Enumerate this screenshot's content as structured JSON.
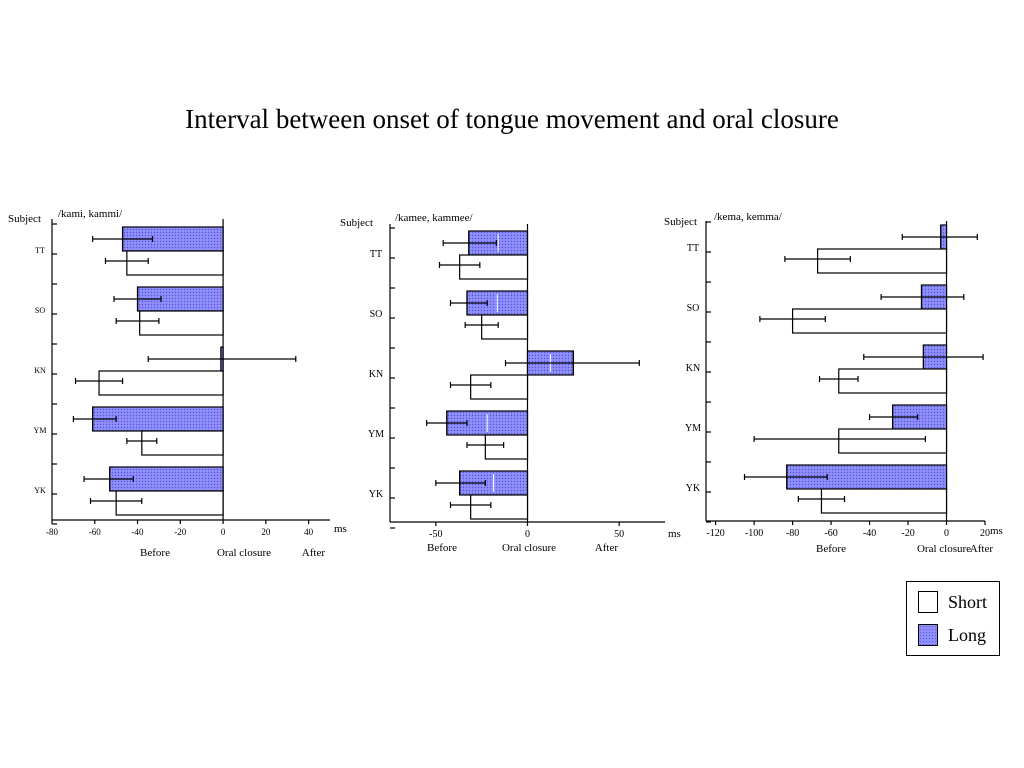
{
  "slide": {
    "title": "Interval between onset of tongue movement and oral closure"
  },
  "legend": {
    "items": [
      {
        "label": "Short",
        "color": "#ffffff"
      },
      {
        "label": "Long",
        "color": "#8f8fff"
      }
    ]
  },
  "chart_data": [
    {
      "type": "bar",
      "orientation": "horizontal",
      "title": "/kami, kammi/",
      "ylabel": "Subject",
      "xlabel": "ms",
      "bottom_labels": [
        "Before",
        "Oral closure",
        "After"
      ],
      "xlim": [
        -80,
        50
      ],
      "xticks": [
        -80,
        -60,
        -40,
        -20,
        0,
        20,
        40
      ],
      "categories": [
        "TT",
        "SO",
        "KN",
        "YM",
        "YK"
      ],
      "series": [
        {
          "name": "Long",
          "values": [
            -47,
            -40,
            -1,
            -61,
            -53
          ],
          "err_low": [
            -61,
            -51,
            -35,
            -70,
            -65
          ],
          "err_high": [
            -33,
            -29,
            34,
            -50,
            -42
          ]
        },
        {
          "name": "Short",
          "values": [
            -45,
            -39,
            -58,
            -38,
            -50
          ],
          "err_low": [
            -55,
            -50,
            -69,
            -45,
            -62
          ],
          "err_high": [
            -35,
            -30,
            -47,
            -31,
            -38
          ]
        }
      ]
    },
    {
      "type": "bar",
      "orientation": "horizontal",
      "title": "/kamee, kammee/",
      "ylabel": "Subject",
      "xlabel": "ms",
      "bottom_labels": [
        "Before",
        "Oral closure",
        "After"
      ],
      "xlim": [
        -75,
        75
      ],
      "xticks": [
        -50,
        0,
        50
      ],
      "categories": [
        "TT",
        "SO",
        "KN",
        "YM",
        "YK"
      ],
      "series": [
        {
          "name": "Long",
          "values": [
            -32,
            -33,
            25,
            -44,
            -37
          ],
          "err_low": [
            -46,
            -42,
            -12,
            -55,
            -50
          ],
          "err_high": [
            -17,
            -22,
            61,
            -33,
            -23
          ]
        },
        {
          "name": "Short",
          "values": [
            -37,
            -25,
            -31,
            -23,
            -31
          ],
          "err_low": [
            -48,
            -34,
            -42,
            -33,
            -42
          ],
          "err_high": [
            -26,
            -16,
            -20,
            -13,
            -20
          ]
        }
      ]
    },
    {
      "type": "bar",
      "orientation": "horizontal",
      "title": "/kema, kemma/",
      "ylabel": "Subject",
      "xlabel": "ms",
      "bottom_labels": [
        "Before",
        "Oral closure",
        "After"
      ],
      "xlim": [
        -125,
        20
      ],
      "xticks": [
        -120,
        -100,
        -80,
        -60,
        -40,
        -20,
        0,
        20
      ],
      "categories": [
        "TT",
        "SO",
        "KN",
        "YM",
        "YK"
      ],
      "series": [
        {
          "name": "Long",
          "values": [
            -3,
            -13,
            -12,
            -28,
            -83
          ],
          "err_low": [
            -23,
            -34,
            -43,
            -40,
            -105
          ],
          "err_high": [
            16,
            9,
            19,
            -15,
            -62
          ]
        },
        {
          "name": "Short",
          "values": [
            -67,
            -80,
            -56,
            -56,
            -65
          ],
          "err_low": [
            -84,
            -97,
            -66,
            -100,
            -77
          ],
          "err_high": [
            -50,
            -63,
            -46,
            -11,
            -53
          ]
        }
      ]
    }
  ]
}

####

▸ What to work on
Restate each entry word for word, leaving out any pictures.

▸ Result
Enumerate this screenshot's content as structured JSON.
{
  "slide": {
    "title": "Interval between onset of tongue movement and oral closure"
  },
  "legend": {
    "items": [
      {
        "label": "Short",
        "color": "#ffffff"
      },
      {
        "label": "Long",
        "color": "#8f8fff"
      }
    ]
  },
  "chart_data": [
    {
      "type": "bar",
      "orientation": "horizontal",
      "title": "/kami, kammi/",
      "ylabel": "Subject",
      "xlabel": "ms",
      "bottom_labels": [
        "Before",
        "Oral closure",
        "After"
      ],
      "xlim": [
        -80,
        50
      ],
      "xticks": [
        -80,
        -60,
        -40,
        -20,
        0,
        20,
        40
      ],
      "categories": [
        "TT",
        "SO",
        "KN",
        "YM",
        "YK"
      ],
      "series": [
        {
          "name": "Long",
          "values": [
            -47,
            -40,
            -1,
            -61,
            -53
          ],
          "err_low": [
            -61,
            -51,
            -35,
            -70,
            -65
          ],
          "err_high": [
            -33,
            -29,
            34,
            -50,
            -42
          ]
        },
        {
          "name": "Short",
          "values": [
            -45,
            -39,
            -58,
            -38,
            -50
          ],
          "err_low": [
            -55,
            -50,
            -69,
            -45,
            -62
          ],
          "err_high": [
            -35,
            -30,
            -47,
            -31,
            -38
          ]
        }
      ]
    },
    {
      "type": "bar",
      "orientation": "horizontal",
      "title": "/kamee, kammee/",
      "ylabel": "Subject",
      "xlabel": "ms",
      "bottom_labels": [
        "Before",
        "Oral closure",
        "After"
      ],
      "xlim": [
        -75,
        75
      ],
      "xticks": [
        -50,
        0,
        50
      ],
      "categories": [
        "TT",
        "SO",
        "KN",
        "YM",
        "YK"
      ],
      "series": [
        {
          "name": "Long",
          "values": [
            -32,
            -33,
            25,
            -44,
            -37
          ],
          "err_low": [
            -46,
            -42,
            -12,
            -55,
            -50
          ],
          "err_high": [
            -17,
            -22,
            61,
            -33,
            -23
          ]
        },
        {
          "name": "Short",
          "values": [
            -37,
            -25,
            -31,
            -23,
            -31
          ],
          "err_low": [
            -48,
            -34,
            -42,
            -33,
            -42
          ],
          "err_high": [
            -26,
            -16,
            -20,
            -13,
            -20
          ]
        }
      ]
    },
    {
      "type": "bar",
      "orientation": "horizontal",
      "title": "/kema, kemma/",
      "ylabel": "Subject",
      "xlabel": "ms",
      "bottom_labels": [
        "Before",
        "Oral closure",
        "After"
      ],
      "xlim": [
        -125,
        20
      ],
      "xticks": [
        -120,
        -100,
        -80,
        -60,
        -40,
        -20,
        0,
        20
      ],
      "categories": [
        "TT",
        "SO",
        "KN",
        "YM",
        "YK"
      ],
      "series": [
        {
          "name": "Long",
          "values": [
            -3,
            -13,
            -12,
            -28,
            -83
          ],
          "err_low": [
            -23,
            -34,
            -43,
            -40,
            -105
          ],
          "err_high": [
            16,
            9,
            19,
            -15,
            -62
          ]
        },
        {
          "name": "Short",
          "values": [
            -67,
            -80,
            -56,
            -56,
            -65
          ],
          "err_low": [
            -84,
            -97,
            -66,
            -100,
            -77
          ],
          "err_high": [
            -50,
            -63,
            -46,
            -11,
            -53
          ]
        }
      ]
    }
  ]
}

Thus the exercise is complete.